DATA SHOWN:

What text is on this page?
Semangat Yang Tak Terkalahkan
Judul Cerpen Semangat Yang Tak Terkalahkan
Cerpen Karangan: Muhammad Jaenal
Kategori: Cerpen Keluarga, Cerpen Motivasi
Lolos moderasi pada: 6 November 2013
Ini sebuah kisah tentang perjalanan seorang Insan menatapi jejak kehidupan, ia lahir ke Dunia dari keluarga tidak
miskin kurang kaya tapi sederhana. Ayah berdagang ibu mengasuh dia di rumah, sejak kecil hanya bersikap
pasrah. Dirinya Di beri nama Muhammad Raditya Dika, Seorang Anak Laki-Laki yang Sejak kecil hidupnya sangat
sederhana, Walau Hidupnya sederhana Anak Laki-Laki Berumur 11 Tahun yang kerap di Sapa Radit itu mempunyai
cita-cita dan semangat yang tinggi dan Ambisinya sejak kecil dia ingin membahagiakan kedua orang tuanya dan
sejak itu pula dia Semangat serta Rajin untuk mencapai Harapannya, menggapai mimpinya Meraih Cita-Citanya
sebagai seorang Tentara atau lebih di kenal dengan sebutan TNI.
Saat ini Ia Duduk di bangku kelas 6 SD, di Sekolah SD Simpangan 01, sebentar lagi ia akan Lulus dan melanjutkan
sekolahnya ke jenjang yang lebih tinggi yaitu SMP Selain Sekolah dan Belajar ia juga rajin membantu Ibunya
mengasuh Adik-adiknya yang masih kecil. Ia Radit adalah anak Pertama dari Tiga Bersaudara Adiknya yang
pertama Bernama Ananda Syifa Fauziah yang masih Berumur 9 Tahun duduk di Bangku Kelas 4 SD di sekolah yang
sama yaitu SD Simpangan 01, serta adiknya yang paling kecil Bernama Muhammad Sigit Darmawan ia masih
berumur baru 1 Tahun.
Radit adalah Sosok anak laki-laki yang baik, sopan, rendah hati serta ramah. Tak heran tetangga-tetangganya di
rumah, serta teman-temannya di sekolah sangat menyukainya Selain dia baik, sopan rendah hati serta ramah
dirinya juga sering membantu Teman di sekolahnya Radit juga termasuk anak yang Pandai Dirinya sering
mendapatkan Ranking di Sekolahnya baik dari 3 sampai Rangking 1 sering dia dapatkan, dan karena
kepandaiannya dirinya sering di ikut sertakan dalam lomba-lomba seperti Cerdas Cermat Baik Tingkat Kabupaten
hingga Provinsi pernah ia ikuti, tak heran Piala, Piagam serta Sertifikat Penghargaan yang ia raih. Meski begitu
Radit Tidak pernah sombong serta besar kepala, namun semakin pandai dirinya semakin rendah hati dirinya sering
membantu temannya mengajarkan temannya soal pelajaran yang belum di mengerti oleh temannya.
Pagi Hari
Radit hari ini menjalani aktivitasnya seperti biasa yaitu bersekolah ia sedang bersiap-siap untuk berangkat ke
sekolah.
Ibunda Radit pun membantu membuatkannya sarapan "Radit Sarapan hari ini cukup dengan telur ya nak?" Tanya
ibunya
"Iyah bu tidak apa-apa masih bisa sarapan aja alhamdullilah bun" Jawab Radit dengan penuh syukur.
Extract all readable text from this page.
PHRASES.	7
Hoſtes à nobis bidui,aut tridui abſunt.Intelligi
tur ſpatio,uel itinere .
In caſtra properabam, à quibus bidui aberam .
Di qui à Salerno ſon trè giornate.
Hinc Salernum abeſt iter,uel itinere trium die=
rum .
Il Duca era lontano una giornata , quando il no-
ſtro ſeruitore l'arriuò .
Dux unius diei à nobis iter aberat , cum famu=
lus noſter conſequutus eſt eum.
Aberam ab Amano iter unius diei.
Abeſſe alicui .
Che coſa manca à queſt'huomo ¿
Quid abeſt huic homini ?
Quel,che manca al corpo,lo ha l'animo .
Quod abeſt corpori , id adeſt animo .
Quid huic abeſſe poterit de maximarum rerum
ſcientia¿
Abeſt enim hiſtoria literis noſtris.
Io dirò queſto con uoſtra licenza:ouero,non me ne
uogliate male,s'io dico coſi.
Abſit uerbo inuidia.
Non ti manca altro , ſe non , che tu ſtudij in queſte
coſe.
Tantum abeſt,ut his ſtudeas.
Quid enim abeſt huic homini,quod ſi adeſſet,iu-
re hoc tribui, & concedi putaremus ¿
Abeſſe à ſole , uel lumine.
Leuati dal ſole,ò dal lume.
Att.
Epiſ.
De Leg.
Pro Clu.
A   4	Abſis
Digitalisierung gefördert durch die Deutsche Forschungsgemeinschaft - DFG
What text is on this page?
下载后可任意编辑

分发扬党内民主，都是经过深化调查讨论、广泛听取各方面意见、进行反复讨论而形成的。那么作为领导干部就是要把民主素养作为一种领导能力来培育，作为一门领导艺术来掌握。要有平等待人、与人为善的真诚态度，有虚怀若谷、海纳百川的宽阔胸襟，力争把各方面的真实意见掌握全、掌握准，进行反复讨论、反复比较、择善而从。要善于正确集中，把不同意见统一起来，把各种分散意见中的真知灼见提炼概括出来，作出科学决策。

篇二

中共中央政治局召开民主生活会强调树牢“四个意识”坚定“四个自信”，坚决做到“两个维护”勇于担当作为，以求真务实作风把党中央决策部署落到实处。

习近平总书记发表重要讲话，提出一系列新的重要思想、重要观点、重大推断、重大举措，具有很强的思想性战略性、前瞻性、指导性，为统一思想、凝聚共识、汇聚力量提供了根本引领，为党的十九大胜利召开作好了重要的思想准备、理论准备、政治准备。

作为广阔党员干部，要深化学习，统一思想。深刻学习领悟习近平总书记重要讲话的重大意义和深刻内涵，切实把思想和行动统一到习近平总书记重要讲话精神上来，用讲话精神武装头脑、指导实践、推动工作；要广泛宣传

WHAT IS ASKED: Once more, set down the full listing, verbatim.

REPLY:
What text is on this page?
Semangat Yang Tak Terkalahkan
Judul Cerpen Semangat Yang Tak Terkalahkan
Cerpen Karangan: Muhammad Jaenal
Kategori: Cerpen Keluarga, Cerpen Motivasi
Lolos moderasi pada: 6 November 2013
Ini sebuah kisah tentang perjalanan seorang Insan menatapi jejak kehidupan, ia lahir ke Dunia dari keluarga tidak
miskin kurang kaya tapi sederhana. Ayah berdagang ibu mengasuh dia di rumah, sejak kecil hanya bersikap
pasrah. Dirinya Di beri nama Muhammad Raditya Dika, Seorang Anak Laki-Laki yang Sejak kecil hidupnya sangat
sederhana, Walau Hidupnya sederhana Anak Laki-Laki Berumur 11 Tahun yang kerap di Sapa Radit itu mempunyai
cita-cita dan semangat yang tinggi dan Ambisinya sejak kecil dia ingin membahagiakan kedua orang tuanya dan
sejak itu pula dia Semangat serta Rajin untuk mencapai Harapannya, menggapai mimpinya Meraih Cita-Citanya
sebagai seorang Tentara atau lebih di kenal dengan sebutan TNI.
Saat ini Ia Duduk di bangku kelas 6 SD, di Sekolah SD Simpangan 01, sebentar lagi ia akan Lulus dan melanjutkan
sekolahnya ke jenjang yang lebih tinggi yaitu SMP Selain Sekolah dan Belajar ia juga rajin membantu Ibunya
mengasuh Adik-adiknya yang masih kecil. Ia Radit adalah anak Pertama dari Tiga Bersaudara Adiknya yang
pertama Bernama Ananda Syifa Fauziah yang masih Berumur 9 Tahun duduk di Bangku Kelas 4 SD di sekolah yang
sama yaitu SD Simpangan 01, serta adiknya yang paling kecil Bernama Muhammad Sigit Darmawan ia masih
berumur baru 1 Tahun.
Radit adalah Sosok anak laki-laki yang baik, sopan, rendah hati serta ramah. Tak heran tetangga-tetangganya di
rumah, serta teman-temannya di sekolah sangat menyukainya Selain dia baik, sopan rendah hati serta ramah
dirinya juga sering membantu Teman di sekolahnya Radit juga termasuk anak yang Pandai Dirinya sering
mendapatkan Ranking di Sekolahnya baik dari 3 sampai Rangking 1 sering dia dapatkan, dan karena
kepandaiannya dirinya sering di ikut sertakan dalam lomba-lomba seperti Cerdas Cermat Baik Tingkat Kabupaten
hingga Provinsi pernah ia ikuti, tak heran Piala, Piagam serta Sertifikat Penghargaan yang ia raih. Meski begitu
Radit Tidak pernah sombong serta besar kepala, namun semakin pandai dirinya semakin rendah hati dirinya sering
membantu temannya mengajarkan temannya soal pelajaran yang belum di mengerti oleh temannya.
Pagi Hari
Radit hari ini menjalani aktivitasnya seperti biasa yaitu bersekolah ia sedang bersiap-siap untuk berangkat ke
sekolah.
Ibunda Radit pun membantu membuatkannya sarapan "Radit Sarapan hari ini cukup dengan telur ya nak?" Tanya
ibunya
"Iyah bu tidak apa-apa masih bisa sarapan aja alhamdullilah bun" Jawab Radit dengan penuh syukur.
Extract all readable text from this page.
PHRASES.	7
Hoſtes à nobis bidui,aut tridui abſunt.Intelligi
tur ſpatio,uel itinere .
In caſtra properabam, à quibus bidui aberam .
Di qui à Salerno ſon trè giornate.
Hinc Salernum abeſt iter,uel itinere trium die=
rum .
Il Duca era lontano una giornata , quando il no-
ſtro ſeruitore l'arriuò .
Dux unius diei à nobis iter aberat , cum famu=
lus noſter conſequutus eſt eum.
Aberam ab Amano iter unius diei.
Abeſſe alicui .
Che coſa manca à queſt'huomo ¿
Quid abeſt huic homini ?
Quel,che manca al corpo,lo ha l'animo .
Quod abeſt corpori , id adeſt animo .
Quid huic abeſſe poterit de maximarum rerum
ſcientia¿
Abeſt enim hiſtoria literis noſtris.
Io dirò queſto con uoſtra licenza:ouero,non me ne
uogliate male,s'io dico coſi.
Abſit uerbo inuidia.
Non ti manca altro , ſe non , che tu ſtudij in queſte
coſe.
Tantum abeſt,ut his ſtudeas.
Quid enim abeſt huic homini,quod ſi adeſſet,iu-
re hoc tribui, & concedi putaremus ¿
Abeſſe à ſole , uel lumine.
Leuati dal ſole,ò dal lume.
Att.
Epiſ.
De Leg.
Pro Clu.
A   4	Abſis
Digitalisierung gefördert durch die Deutsche Forschungsgemeinschaft - DFG
What text is on this page?
下载后可任意编辑

分发扬党内民主，都是经过深化调查讨论、广泛听取各方面意见、进行反复讨论而形成的。那么作为领导干部就是要把民主素养作为一种领导能力来培育，作为一门领导艺术来掌握。要有平等待人、与人为善的真诚态度，有虚怀若谷、海纳百川的宽阔胸襟，力争把各方面的真实意见掌握全、掌握准，进行反复讨论、反复比较、择善而从。要善于正确集中，把不同意见统一起来，把各种分散意见中的真知灼见提炼概括出来，作出科学决策。

篇二

中共中央政治局召开民主生活会强调树牢“四个意识”坚定“四个自信”，坚决做到“两个维护”勇于担当作为，以求真务实作风把党中央决策部署落到实处。

习近平总书记发表重要讲话，提出一系列新的重要思想、重要观点、重大推断、重大举措，具有很强的思想性战略性、前瞻性、指导性，为统一思想、凝聚共识、汇聚力量提供了根本引领，为党的十九大胜利召开作好了重要的思想准备、理论准备、政治准备。

作为广阔党员干部，要深化学习，统一思想。深刻学习领悟习近平总书记重要讲话的重大意义和深刻内涵，切实把思想和行动统一到习近平总书记重要讲话精神上来，用讲话精神武装头脑、指导实践、推动工作；要广泛宣传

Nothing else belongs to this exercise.